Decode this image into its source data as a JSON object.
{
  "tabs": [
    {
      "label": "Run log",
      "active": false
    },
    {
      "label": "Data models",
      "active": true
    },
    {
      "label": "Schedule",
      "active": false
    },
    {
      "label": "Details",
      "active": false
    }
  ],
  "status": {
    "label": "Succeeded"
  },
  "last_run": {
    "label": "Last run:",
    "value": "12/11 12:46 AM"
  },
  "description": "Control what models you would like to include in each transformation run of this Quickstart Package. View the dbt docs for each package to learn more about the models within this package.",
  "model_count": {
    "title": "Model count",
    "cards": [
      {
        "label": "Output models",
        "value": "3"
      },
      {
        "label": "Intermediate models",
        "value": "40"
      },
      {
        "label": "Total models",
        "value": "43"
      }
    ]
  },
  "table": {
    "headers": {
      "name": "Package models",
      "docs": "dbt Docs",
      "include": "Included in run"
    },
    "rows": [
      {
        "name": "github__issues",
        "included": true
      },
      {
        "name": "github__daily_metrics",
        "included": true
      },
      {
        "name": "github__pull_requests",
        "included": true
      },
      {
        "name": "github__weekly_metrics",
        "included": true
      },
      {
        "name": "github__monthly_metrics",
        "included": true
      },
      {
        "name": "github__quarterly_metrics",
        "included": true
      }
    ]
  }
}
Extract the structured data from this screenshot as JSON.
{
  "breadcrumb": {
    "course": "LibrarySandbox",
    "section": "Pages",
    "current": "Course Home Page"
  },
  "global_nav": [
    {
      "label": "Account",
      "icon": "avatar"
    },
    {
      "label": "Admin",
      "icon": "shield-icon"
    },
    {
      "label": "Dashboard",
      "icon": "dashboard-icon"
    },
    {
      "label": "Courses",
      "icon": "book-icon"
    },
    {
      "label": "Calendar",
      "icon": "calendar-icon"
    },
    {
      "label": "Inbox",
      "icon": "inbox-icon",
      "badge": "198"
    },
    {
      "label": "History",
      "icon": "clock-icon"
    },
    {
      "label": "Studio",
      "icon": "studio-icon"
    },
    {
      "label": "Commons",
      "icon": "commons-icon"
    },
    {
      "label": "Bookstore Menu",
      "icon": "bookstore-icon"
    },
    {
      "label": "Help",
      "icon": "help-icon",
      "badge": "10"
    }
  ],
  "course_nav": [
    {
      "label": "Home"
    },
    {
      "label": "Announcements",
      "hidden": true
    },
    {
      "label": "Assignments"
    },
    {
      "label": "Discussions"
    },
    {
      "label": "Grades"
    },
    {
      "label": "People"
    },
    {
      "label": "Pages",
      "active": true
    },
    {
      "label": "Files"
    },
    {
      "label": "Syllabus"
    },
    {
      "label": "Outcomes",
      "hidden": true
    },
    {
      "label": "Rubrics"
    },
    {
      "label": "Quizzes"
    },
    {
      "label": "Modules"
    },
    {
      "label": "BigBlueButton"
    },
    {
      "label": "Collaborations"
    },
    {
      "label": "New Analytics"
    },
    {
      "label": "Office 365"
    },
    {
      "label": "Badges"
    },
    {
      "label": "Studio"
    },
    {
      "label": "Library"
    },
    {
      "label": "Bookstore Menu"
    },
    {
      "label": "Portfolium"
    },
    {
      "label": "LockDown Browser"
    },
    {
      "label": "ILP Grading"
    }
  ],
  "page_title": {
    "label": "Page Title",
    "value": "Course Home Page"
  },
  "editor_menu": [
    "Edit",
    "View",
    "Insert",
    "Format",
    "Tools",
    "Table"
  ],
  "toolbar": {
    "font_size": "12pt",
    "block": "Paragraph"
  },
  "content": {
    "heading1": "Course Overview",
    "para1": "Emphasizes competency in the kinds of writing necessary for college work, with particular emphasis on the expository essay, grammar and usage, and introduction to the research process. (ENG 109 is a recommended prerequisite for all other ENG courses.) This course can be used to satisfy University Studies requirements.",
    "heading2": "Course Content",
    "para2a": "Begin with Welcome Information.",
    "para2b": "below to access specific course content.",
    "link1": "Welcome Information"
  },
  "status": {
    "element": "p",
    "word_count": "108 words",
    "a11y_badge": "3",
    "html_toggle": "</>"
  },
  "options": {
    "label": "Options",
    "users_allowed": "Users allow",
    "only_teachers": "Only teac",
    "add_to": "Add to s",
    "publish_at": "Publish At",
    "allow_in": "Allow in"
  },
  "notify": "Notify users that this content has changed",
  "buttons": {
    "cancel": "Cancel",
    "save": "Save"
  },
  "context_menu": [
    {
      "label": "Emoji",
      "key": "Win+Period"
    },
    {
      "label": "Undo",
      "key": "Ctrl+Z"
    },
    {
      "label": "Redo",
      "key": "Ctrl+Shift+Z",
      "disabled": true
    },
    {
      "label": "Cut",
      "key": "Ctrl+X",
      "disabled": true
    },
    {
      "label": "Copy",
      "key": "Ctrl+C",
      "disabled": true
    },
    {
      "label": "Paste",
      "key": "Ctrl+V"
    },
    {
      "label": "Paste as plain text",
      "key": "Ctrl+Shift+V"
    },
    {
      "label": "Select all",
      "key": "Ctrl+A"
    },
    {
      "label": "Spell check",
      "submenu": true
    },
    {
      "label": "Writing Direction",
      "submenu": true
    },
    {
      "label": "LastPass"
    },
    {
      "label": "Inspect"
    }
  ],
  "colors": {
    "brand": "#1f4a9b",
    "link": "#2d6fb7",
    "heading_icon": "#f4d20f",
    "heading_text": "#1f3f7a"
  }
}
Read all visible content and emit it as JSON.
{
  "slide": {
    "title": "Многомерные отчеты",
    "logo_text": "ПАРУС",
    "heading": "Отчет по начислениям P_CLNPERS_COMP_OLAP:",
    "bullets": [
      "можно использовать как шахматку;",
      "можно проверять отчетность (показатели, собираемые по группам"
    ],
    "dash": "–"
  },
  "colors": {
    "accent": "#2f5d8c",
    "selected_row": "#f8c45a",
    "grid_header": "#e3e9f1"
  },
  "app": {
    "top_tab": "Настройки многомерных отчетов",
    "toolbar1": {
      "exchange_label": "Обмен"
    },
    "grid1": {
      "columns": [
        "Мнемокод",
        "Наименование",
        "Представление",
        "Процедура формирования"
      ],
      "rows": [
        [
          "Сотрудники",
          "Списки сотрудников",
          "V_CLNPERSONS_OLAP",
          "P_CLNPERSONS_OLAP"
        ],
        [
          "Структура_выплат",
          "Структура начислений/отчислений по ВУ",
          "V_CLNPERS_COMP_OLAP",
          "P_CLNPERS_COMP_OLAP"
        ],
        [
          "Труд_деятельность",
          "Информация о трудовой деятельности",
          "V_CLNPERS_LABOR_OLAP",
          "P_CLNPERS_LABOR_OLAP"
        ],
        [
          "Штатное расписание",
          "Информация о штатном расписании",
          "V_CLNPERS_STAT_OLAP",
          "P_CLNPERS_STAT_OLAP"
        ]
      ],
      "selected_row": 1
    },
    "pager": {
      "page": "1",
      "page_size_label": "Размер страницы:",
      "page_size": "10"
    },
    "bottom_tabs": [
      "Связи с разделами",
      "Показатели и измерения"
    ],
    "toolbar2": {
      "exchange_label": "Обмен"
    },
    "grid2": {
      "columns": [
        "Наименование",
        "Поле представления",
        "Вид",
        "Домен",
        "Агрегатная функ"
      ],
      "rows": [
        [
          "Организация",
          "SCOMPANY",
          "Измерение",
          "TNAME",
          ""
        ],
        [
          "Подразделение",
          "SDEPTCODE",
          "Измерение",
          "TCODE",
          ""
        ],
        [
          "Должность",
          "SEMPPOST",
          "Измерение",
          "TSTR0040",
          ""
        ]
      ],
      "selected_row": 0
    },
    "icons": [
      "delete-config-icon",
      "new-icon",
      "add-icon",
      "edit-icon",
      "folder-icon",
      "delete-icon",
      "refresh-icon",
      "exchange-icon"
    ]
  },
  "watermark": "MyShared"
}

· · · · · · ·

• [Task brief] Among these entries, how many lines include the string "Paste"? Reply with the number by itself.

• [Completed task] 2